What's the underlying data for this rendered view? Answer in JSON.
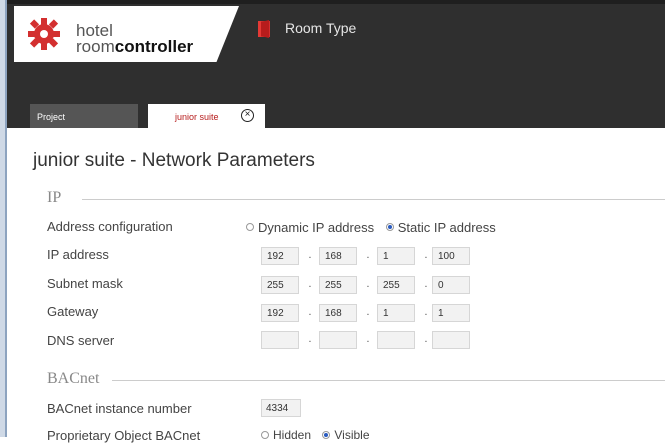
{
  "app": {
    "logo_line1": "hotel",
    "logo_line2_light": "room",
    "logo_line2_bold": "controller",
    "module_title": "Room Type",
    "brand_color": "#d32f2f"
  },
  "tabs": [
    {
      "label": "Project",
      "active": false
    },
    {
      "label": "junior suite",
      "active": true,
      "close_icon": "close-circle-icon"
    }
  ],
  "page": {
    "title": "junior suite - Network Parameters"
  },
  "ip_section": {
    "title": "IP",
    "address_config": {
      "label": "Address configuration",
      "options": [
        "Dynamic IP address",
        "Static IP address"
      ],
      "selected": "Static IP address"
    },
    "ip_address": {
      "label": "IP address",
      "octets": [
        "192",
        "168",
        "1",
        "100"
      ]
    },
    "subnet_mask": {
      "label": "Subnet mask",
      "octets": [
        "255",
        "255",
        "255",
        "0"
      ]
    },
    "gateway": {
      "label": "Gateway",
      "octets": [
        "192",
        "168",
        "1",
        "1"
      ]
    },
    "dns_server": {
      "label": "DNS server",
      "octets": [
        "",
        "",
        "",
        ""
      ]
    }
  },
  "bacnet_section": {
    "title": "BACnet",
    "instance_number": {
      "label": "BACnet instance number",
      "value": "4334"
    },
    "proprietary": {
      "label": "Proprietary Object BACnet",
      "options": [
        "Hidden",
        "Visible"
      ],
      "selected": "Visible"
    }
  }
}
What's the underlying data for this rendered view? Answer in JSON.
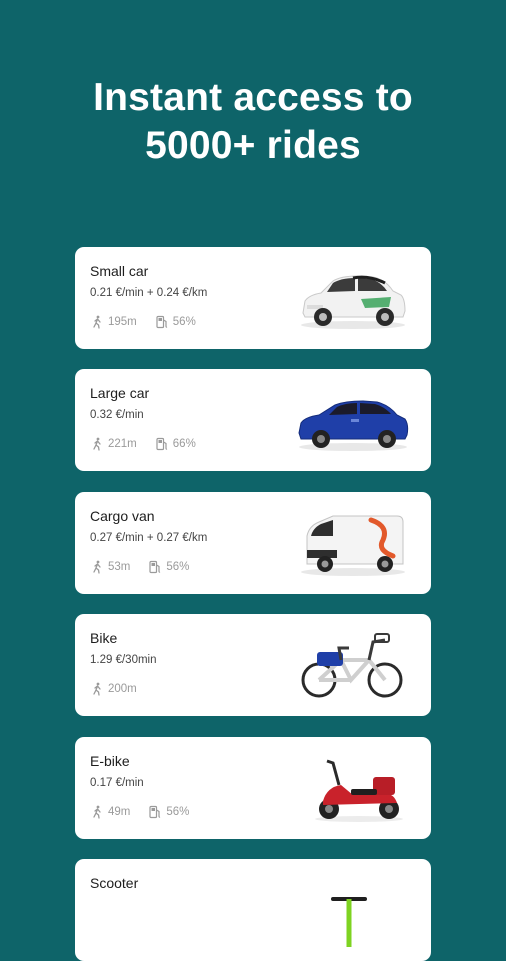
{
  "header": {
    "line1": "Instant access to",
    "line2": "5000+ rides"
  },
  "cards": [
    {
      "title": "Small car",
      "price": "0.21 €/min + 0.24 €/km",
      "distance": "195m",
      "fuel": "56%",
      "icon": "small-car-image"
    },
    {
      "title": "Large car",
      "price": "0.32 €/min",
      "distance": "221m",
      "fuel": "66%",
      "icon": "large-car-image"
    },
    {
      "title": "Cargo van",
      "price": "0.27 €/min + 0.27 €/km",
      "distance": "53m",
      "fuel": "56%",
      "icon": "cargo-van-image"
    },
    {
      "title": "Bike",
      "price": "1.29 €/30min",
      "distance": "200m",
      "icon": "bike-image"
    },
    {
      "title": "E-bike",
      "price": "0.17 €/min",
      "distance": "49m",
      "fuel": "56%",
      "icon": "e-bike-image"
    },
    {
      "title": "Scooter",
      "icon": "scooter-image"
    }
  ],
  "colors": {
    "background": "#0e6469",
    "card": "#ffffff",
    "text": "#1d1d1d",
    "muted": "#9a9a9a"
  }
}
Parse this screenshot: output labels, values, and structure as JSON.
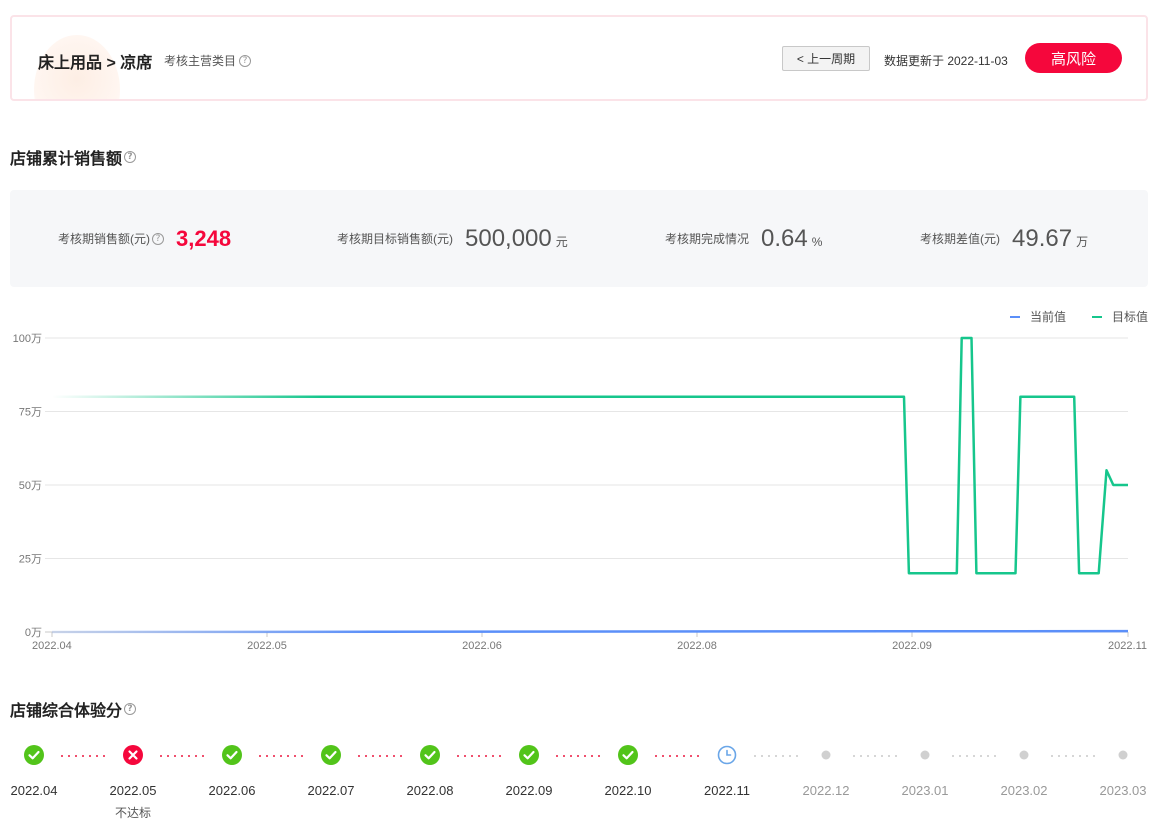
{
  "header": {
    "breadcrumb": "床上用品 > 凉席",
    "category_label": "考核主营类目",
    "prev_button": "< 上一周期",
    "update_text": "数据更新于 2022-11-03",
    "risk_badge": "高风险"
  },
  "sales_section": {
    "title": "店铺累计销售额"
  },
  "stats": [
    {
      "label": "考核期销售额(元)",
      "value": "3,248",
      "unit": "",
      "highlight": true,
      "help": true
    },
    {
      "label": "考核期目标销售额(元)",
      "value": "500,000",
      "unit": "元",
      "highlight": false,
      "help": false
    },
    {
      "label": "考核期完成情况",
      "value": "0.64",
      "unit": "%",
      "highlight": false,
      "help": false
    },
    {
      "label": "考核期差值(元)",
      "value": "49.67",
      "unit": "万",
      "highlight": false,
      "help": false
    }
  ],
  "chart_data": {
    "type": "line",
    "x_tick_labels": [
      "2022.04",
      "2022.05",
      "2022.06",
      "2022.08",
      "2022.09",
      "2022.11"
    ],
    "y_tick_labels": [
      "0万",
      "25万",
      "50万",
      "75万",
      "100万"
    ],
    "ylim": [
      0,
      100
    ],
    "grid": true,
    "legend_position": "top-right",
    "series": [
      {
        "name": "当前值",
        "color": "#5b8ff9",
        "x": [
          0,
          1.0
        ],
        "y": [
          0,
          0.32
        ]
      },
      {
        "name": "目标值",
        "color": "#16c68c",
        "x": [
          0,
          0.871,
          0.876,
          0.925,
          0.93,
          0.94,
          0.945,
          0.985,
          0.99,
          1.045,
          1.05,
          1.07,
          1.078,
          1.085,
          1.093,
          1.1
        ],
        "y": [
          80,
          80,
          20,
          20,
          100,
          100,
          20,
          20,
          80,
          80,
          20,
          20,
          55,
          50,
          50,
          50
        ]
      }
    ]
  },
  "score_section": {
    "title": "店铺综合体验分"
  },
  "timeline": [
    {
      "month": "2022.04",
      "status": "pass",
      "sub": ""
    },
    {
      "month": "2022.05",
      "status": "fail",
      "sub": "不达标"
    },
    {
      "month": "2022.06",
      "status": "pass",
      "sub": ""
    },
    {
      "month": "2022.07",
      "status": "pass",
      "sub": ""
    },
    {
      "month": "2022.08",
      "status": "pass",
      "sub": ""
    },
    {
      "month": "2022.09",
      "status": "pass",
      "sub": ""
    },
    {
      "month": "2022.10",
      "status": "pass",
      "sub": ""
    },
    {
      "month": "2022.11",
      "status": "current",
      "sub": ""
    },
    {
      "month": "2022.12",
      "status": "future",
      "sub": ""
    },
    {
      "month": "2023.01",
      "status": "future",
      "sub": ""
    },
    {
      "month": "2023.02",
      "status": "future",
      "sub": ""
    },
    {
      "month": "2023.03",
      "status": "future",
      "sub": ""
    }
  ],
  "colors": {
    "accent_red": "#f5073c",
    "pass_green": "#52c41a",
    "fail_red": "#f5073c",
    "current_blue": "#6aa6e8",
    "future_gray": "#d0d0d0"
  }
}
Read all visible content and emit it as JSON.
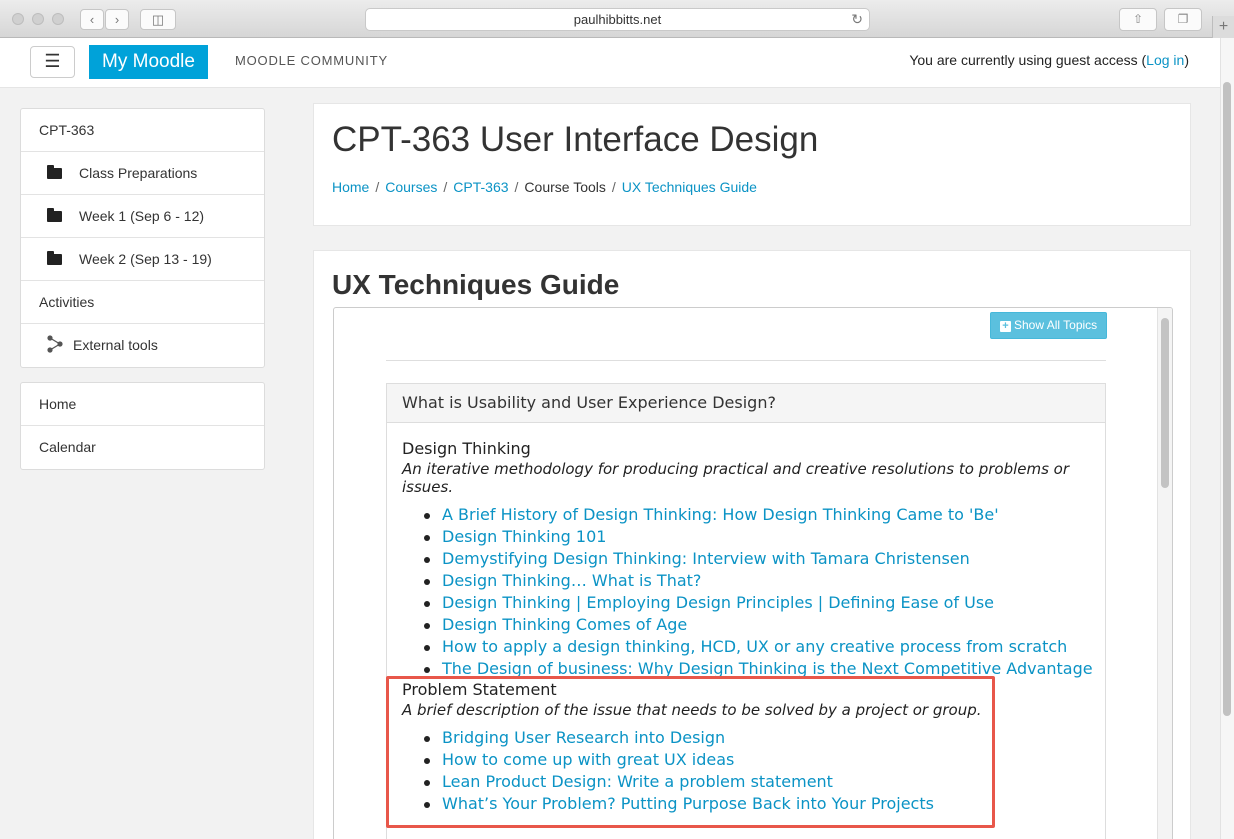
{
  "browser": {
    "url": "paulhibbitts.net"
  },
  "header": {
    "menu_icon": "hamburger-icon",
    "my_moodle": "My Moodle",
    "community": "MOODLE COMMUNITY",
    "guest_text": "You are currently using guest access (",
    "login": "Log in",
    "guest_close": ")"
  },
  "sidebar": {
    "nav": [
      {
        "label": "CPT-363"
      },
      {
        "label": "Class Preparations",
        "icon": "folder-icon"
      },
      {
        "label": "Week 1 (Sep 6 - 12)",
        "icon": "folder-icon"
      },
      {
        "label": "Week 2 (Sep 13 - 19)",
        "icon": "folder-icon"
      },
      {
        "label": "Activities"
      },
      {
        "label": "External tools",
        "icon": "external-tools-icon"
      }
    ],
    "links": [
      {
        "label": "Home"
      },
      {
        "label": "Calendar"
      }
    ]
  },
  "course": {
    "title": "CPT-363 User Interface Design",
    "breadcrumb": [
      "Home",
      "Courses",
      "CPT-363",
      "Course Tools",
      "UX Techniques Guide"
    ]
  },
  "guide": {
    "title": "UX Techniques Guide",
    "show_all": "Show All Topics",
    "panel_heading": "What is Usability and User Experience Design?",
    "sections": [
      {
        "title": "Design Thinking",
        "description": "An iterative methodology for producing practical and creative resolutions to problems or issues.",
        "links": [
          "A Brief History of Design Thinking: How Design Thinking Came to 'Be'",
          "Design Thinking 101",
          "Demystifying Design Thinking: Interview with Tamara Christensen",
          "Design Thinking… What is That?",
          "Design Thinking | Employing Design Principles | Defining Ease of Use",
          "Design Thinking Comes of Age",
          "How to apply a design thinking, HCD, UX or any creative process from scratch",
          "The Design of business: Why Design Thinking is the Next Competitive Advantage"
        ]
      },
      {
        "title": "Problem Statement",
        "description": "A brief description of the issue that needs to be solved by a project or group.",
        "links": [
          "Bridging User Research into Design",
          "How to come up with great UX ideas",
          "Lean Product Design: Write a problem statement",
          "What’s Your Problem? Putting Purpose Back into Your Projects"
        ]
      }
    ]
  },
  "colors": {
    "brand": "#00a2d9",
    "link": "#0b93c5",
    "info_button": "#5bc0de",
    "highlight": "#e8574a"
  }
}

——

▸ Exercise brief: Check the data for the word "image" and pull out the lines that have it.

▸ Exercise output:
      "icon": "small-car-image"
      "icon": "large-car-image"
      "icon": "cargo-van-image"
      "icon": "bike-image"
      "icon": "e-bike-image"
      "icon": "scooter-image"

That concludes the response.